Instructions to follow: Extract every line below that contains the word "status".

[Part of a data file]
──────────────────────────────

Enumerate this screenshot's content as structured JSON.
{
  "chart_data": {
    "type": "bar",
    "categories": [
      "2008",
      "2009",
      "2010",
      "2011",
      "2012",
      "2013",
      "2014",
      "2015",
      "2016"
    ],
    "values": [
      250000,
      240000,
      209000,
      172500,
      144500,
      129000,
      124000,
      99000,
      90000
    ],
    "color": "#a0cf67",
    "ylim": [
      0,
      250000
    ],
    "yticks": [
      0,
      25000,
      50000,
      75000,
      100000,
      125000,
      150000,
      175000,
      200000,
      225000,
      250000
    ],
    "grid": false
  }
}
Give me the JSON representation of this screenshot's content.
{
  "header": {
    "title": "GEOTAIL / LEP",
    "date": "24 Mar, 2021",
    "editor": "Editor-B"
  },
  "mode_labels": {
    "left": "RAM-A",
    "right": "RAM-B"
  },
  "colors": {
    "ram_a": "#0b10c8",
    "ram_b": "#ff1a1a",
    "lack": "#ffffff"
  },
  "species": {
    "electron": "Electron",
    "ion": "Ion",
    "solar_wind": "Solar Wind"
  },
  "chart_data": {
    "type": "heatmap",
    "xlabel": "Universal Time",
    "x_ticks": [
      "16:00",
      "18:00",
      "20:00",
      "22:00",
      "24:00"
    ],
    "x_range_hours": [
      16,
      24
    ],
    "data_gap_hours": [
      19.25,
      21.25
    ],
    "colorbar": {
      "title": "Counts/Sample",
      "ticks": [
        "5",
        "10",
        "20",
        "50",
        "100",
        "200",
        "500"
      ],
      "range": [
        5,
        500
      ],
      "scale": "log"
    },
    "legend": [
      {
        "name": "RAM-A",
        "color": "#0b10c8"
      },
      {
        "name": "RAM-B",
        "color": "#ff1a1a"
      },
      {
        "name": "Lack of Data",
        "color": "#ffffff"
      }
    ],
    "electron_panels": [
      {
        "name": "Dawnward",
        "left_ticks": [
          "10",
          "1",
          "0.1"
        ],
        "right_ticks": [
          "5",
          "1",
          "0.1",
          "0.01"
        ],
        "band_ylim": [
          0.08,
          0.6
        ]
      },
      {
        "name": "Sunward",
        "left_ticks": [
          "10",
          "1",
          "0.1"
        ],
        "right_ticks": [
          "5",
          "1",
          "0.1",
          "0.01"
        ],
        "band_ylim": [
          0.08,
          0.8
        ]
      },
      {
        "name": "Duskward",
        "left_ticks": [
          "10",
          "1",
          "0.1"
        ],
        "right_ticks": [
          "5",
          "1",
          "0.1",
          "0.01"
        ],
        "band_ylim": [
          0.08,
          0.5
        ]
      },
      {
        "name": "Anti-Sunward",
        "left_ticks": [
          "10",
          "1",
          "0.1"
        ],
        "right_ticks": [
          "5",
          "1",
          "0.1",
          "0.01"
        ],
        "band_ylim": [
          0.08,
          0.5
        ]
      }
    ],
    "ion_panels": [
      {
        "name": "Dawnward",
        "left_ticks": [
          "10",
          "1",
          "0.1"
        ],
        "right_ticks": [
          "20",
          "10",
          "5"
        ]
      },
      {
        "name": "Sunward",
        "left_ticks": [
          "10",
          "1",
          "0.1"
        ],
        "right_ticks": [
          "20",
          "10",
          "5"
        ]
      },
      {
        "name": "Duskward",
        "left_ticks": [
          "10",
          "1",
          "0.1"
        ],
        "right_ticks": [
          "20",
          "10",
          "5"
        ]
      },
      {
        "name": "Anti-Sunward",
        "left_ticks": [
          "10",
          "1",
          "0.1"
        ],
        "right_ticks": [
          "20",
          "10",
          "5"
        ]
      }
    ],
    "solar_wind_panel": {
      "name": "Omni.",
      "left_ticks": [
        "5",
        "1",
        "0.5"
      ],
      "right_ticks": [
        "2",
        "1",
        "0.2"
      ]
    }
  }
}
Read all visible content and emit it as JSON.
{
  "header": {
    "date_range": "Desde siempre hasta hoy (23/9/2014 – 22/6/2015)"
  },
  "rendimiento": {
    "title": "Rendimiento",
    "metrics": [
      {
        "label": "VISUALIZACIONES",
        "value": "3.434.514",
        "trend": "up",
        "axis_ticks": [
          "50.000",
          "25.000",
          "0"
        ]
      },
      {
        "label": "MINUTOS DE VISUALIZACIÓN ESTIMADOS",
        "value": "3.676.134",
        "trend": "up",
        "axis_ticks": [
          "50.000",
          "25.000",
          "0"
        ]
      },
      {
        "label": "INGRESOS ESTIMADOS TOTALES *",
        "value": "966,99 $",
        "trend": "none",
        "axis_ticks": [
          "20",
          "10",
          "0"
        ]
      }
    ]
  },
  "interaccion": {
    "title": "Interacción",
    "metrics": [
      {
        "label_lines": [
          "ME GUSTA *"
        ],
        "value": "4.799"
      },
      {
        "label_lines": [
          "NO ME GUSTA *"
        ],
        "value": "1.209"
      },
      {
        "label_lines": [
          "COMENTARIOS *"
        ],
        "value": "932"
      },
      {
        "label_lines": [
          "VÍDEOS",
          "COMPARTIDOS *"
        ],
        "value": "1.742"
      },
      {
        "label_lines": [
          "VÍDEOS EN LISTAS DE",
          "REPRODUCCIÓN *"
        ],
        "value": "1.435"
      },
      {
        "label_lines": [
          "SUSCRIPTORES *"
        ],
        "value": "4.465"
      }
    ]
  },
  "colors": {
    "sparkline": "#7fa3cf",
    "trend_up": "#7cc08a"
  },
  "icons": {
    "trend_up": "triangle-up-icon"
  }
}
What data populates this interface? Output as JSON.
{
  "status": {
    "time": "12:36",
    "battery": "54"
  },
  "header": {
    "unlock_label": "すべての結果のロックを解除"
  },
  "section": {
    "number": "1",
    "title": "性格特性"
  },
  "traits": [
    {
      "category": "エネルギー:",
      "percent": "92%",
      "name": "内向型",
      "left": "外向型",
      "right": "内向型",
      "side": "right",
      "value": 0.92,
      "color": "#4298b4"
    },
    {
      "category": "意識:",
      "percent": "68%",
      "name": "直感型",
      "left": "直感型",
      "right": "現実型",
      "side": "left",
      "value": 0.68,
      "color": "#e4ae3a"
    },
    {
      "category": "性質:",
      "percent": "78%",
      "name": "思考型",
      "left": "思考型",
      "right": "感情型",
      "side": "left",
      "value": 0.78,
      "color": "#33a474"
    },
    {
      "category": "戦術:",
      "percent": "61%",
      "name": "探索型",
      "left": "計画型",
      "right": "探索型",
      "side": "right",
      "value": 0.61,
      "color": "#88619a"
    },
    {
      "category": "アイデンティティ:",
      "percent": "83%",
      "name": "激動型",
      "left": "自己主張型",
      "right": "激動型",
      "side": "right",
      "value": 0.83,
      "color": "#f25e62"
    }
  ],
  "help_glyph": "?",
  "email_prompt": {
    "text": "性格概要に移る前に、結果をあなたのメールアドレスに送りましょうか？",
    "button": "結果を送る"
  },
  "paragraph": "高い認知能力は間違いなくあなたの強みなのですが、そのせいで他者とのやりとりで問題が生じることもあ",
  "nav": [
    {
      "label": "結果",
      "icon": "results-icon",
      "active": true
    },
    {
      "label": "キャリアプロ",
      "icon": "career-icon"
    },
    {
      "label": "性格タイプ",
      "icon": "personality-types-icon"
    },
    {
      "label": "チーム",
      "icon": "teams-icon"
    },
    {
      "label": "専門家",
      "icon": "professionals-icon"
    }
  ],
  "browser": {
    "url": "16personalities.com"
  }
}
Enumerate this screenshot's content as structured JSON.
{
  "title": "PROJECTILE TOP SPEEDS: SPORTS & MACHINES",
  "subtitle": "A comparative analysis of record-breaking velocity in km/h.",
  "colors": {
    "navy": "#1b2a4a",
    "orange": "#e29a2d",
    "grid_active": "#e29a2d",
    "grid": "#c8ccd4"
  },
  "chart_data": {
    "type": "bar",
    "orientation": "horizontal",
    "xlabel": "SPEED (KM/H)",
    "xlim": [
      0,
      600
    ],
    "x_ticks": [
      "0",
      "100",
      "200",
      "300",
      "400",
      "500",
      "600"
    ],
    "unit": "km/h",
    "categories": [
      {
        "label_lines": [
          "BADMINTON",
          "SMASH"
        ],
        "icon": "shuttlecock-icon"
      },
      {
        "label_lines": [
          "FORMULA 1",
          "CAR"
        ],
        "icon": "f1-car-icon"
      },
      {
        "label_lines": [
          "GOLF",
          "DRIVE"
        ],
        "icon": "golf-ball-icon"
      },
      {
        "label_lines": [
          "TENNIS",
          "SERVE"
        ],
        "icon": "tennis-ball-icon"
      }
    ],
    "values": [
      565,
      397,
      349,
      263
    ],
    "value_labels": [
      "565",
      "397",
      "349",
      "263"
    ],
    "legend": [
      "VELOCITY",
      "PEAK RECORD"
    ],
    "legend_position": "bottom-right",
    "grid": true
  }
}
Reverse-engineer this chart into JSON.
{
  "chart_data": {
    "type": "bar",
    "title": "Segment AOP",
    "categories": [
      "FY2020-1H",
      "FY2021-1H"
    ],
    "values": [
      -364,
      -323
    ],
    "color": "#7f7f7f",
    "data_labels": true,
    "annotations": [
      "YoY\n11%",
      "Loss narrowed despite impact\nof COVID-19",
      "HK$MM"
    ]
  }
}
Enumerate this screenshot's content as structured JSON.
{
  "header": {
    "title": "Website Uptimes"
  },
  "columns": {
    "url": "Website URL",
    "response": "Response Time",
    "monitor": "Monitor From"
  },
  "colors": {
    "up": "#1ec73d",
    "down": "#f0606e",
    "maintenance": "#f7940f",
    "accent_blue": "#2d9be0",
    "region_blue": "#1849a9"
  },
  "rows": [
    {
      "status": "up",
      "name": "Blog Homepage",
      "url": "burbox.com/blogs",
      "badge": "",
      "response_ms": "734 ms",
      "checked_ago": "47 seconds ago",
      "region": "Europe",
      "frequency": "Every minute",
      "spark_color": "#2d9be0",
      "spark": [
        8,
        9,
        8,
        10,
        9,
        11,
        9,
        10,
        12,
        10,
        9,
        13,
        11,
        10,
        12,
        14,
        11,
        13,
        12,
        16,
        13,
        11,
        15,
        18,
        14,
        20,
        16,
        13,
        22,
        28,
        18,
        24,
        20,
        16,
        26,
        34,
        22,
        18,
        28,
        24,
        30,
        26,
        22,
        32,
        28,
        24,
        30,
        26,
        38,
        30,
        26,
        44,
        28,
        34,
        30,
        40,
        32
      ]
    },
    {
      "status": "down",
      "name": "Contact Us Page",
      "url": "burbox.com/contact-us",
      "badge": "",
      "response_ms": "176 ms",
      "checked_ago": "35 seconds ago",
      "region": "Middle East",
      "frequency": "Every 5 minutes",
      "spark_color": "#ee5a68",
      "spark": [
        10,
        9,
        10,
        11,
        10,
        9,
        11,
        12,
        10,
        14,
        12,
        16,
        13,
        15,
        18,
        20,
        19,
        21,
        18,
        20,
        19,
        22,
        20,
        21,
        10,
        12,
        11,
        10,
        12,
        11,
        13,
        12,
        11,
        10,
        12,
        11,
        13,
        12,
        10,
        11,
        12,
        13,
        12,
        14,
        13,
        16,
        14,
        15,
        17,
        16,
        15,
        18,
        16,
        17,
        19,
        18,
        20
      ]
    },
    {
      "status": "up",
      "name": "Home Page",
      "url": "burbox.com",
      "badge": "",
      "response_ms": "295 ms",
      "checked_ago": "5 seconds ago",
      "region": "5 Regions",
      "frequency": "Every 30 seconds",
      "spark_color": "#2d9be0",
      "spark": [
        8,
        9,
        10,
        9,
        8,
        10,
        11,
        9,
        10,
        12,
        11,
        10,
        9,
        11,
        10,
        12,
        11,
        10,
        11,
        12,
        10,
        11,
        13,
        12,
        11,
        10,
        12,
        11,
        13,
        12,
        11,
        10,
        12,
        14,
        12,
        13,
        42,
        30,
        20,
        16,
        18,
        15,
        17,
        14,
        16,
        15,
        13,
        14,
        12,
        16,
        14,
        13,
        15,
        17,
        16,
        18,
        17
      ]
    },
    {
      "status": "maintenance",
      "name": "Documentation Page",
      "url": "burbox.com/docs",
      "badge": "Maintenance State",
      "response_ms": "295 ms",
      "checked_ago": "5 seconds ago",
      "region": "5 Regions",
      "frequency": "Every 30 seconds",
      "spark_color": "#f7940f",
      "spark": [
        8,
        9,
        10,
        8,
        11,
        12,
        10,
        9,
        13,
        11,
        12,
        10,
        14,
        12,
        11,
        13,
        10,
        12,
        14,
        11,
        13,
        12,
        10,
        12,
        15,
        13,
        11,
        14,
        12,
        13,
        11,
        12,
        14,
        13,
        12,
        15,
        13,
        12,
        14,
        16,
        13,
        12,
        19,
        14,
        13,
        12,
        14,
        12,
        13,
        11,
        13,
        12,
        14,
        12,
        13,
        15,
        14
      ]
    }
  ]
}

──────────────────────────────

Exercise answer:
  "status": {
      "status": "up",
      "status": "down",
      "status": "up",
      "status": "maintenance",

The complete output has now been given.